*Exercise instructions*
From the entries below, copy out every line with "ylabel" in it.

*Dataset excerpt*
== == ==

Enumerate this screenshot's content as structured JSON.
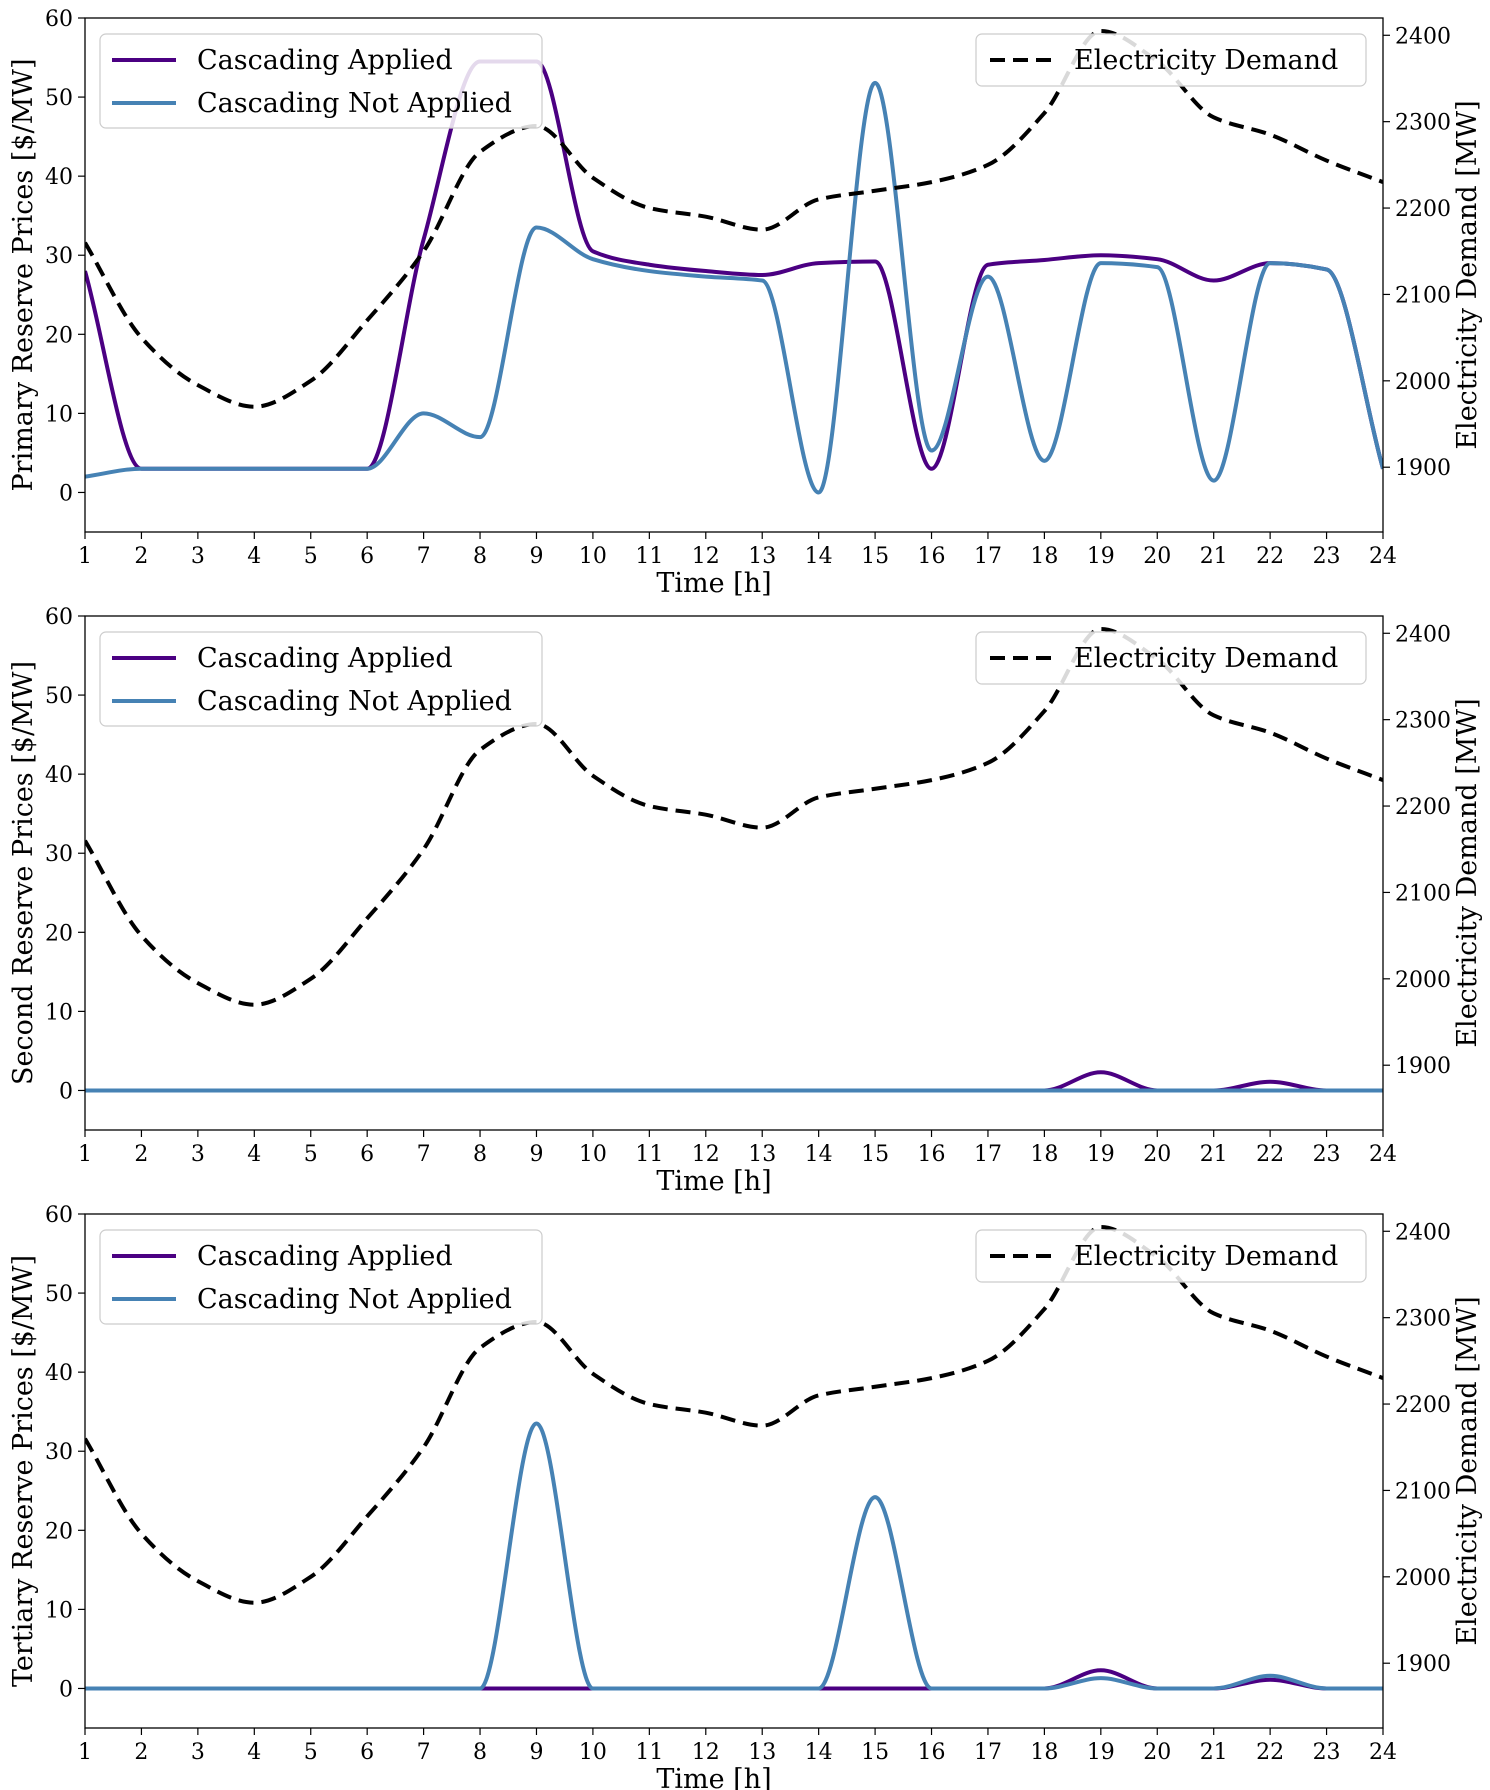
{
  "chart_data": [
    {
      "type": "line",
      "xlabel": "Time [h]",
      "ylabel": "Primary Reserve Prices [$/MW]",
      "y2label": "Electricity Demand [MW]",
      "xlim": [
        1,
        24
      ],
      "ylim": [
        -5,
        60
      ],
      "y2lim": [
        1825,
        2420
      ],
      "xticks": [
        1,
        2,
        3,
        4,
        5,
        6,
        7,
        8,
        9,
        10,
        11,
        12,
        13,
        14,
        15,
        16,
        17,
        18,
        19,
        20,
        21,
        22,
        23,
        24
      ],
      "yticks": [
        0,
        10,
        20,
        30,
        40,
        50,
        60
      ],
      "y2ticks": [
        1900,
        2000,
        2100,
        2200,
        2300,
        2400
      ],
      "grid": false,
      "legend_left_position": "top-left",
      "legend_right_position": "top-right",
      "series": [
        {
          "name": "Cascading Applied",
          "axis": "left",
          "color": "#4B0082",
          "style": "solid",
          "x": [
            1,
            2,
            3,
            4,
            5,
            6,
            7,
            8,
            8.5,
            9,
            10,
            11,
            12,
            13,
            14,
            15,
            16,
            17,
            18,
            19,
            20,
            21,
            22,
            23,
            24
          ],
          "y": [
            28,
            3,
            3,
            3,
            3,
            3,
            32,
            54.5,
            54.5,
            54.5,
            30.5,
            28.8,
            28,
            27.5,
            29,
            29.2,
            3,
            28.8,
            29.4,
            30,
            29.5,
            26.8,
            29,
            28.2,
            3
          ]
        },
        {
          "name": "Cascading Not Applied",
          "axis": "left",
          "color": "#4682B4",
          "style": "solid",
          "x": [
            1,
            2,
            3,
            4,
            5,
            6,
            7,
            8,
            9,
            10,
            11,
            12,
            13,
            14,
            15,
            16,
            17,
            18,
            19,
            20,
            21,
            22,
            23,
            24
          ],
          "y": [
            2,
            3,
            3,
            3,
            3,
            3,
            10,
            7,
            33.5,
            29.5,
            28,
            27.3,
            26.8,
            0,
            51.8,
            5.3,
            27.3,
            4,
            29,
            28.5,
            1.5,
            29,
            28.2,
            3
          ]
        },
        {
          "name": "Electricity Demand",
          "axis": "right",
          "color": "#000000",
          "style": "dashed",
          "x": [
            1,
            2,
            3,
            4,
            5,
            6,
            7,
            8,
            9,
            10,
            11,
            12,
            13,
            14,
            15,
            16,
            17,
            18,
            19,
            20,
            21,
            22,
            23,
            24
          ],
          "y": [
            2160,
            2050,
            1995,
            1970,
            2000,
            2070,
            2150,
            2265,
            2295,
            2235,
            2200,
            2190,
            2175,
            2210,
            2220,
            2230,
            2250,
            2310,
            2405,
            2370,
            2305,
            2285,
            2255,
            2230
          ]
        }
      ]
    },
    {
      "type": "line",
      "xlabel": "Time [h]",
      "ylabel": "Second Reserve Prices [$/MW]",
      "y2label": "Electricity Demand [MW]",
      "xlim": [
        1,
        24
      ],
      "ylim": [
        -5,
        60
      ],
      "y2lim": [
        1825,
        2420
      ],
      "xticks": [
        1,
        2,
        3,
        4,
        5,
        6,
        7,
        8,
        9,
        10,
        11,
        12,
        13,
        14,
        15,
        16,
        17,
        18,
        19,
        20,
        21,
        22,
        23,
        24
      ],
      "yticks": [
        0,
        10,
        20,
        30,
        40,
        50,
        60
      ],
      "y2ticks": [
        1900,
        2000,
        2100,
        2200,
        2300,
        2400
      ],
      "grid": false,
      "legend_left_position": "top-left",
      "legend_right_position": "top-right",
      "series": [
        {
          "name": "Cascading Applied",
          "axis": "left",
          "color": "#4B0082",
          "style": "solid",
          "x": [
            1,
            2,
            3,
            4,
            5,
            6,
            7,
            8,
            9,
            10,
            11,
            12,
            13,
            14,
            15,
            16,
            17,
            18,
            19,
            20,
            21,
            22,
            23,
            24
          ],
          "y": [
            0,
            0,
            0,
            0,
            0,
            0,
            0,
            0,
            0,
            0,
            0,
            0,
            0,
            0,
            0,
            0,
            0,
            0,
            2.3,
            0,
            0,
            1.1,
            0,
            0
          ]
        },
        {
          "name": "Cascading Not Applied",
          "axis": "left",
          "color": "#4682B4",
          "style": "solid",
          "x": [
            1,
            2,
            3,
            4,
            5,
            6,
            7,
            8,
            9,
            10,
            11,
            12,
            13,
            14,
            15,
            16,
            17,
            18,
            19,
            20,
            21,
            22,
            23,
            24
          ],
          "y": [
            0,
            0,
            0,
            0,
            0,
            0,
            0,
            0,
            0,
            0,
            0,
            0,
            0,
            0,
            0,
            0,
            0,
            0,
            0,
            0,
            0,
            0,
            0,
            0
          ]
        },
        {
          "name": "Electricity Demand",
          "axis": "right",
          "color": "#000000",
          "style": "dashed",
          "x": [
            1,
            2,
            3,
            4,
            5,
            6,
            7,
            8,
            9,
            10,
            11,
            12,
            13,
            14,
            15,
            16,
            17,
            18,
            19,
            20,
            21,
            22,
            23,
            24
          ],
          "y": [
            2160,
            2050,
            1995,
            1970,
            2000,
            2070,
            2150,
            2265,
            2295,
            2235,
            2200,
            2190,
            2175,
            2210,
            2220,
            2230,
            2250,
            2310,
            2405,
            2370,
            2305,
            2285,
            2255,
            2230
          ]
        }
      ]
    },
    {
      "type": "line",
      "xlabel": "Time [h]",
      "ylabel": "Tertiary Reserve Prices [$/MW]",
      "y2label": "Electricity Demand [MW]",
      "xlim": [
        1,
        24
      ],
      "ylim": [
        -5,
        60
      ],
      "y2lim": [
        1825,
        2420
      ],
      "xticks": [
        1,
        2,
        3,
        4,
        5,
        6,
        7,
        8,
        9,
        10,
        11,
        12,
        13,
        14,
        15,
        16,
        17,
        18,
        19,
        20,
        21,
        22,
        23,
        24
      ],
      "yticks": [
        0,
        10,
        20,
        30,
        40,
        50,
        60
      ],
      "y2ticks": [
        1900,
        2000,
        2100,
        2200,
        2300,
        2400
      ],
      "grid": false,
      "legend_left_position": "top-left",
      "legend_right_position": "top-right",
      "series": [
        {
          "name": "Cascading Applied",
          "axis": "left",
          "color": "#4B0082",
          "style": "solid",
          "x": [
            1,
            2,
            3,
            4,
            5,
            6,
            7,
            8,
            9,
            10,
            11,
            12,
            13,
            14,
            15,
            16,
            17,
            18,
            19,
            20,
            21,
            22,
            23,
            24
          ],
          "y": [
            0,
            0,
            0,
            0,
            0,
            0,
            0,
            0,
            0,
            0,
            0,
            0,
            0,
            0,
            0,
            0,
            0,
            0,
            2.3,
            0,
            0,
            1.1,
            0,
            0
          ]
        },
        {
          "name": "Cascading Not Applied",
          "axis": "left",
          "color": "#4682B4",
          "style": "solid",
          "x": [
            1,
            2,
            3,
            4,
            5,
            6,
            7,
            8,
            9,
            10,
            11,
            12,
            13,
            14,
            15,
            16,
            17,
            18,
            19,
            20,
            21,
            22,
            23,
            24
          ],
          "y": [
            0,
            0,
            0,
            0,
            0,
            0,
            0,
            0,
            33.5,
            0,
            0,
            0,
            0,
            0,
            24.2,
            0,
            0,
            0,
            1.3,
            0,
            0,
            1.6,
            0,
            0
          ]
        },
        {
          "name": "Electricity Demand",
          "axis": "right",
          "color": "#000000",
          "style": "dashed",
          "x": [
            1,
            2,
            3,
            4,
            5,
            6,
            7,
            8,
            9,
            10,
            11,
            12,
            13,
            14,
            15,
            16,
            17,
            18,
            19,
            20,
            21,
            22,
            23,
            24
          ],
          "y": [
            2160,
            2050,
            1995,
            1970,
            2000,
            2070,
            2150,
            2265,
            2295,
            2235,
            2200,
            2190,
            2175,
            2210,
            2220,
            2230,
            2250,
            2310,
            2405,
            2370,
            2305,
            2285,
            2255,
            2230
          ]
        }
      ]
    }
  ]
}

== == ==

*Task result*
      "ylabel": "Primary Reserve Prices [$/MW]",
      "ylabel": "Second Reserve Prices [$/MW]",
      "ylabel": "Tertiary Reserve Prices [$/MW]",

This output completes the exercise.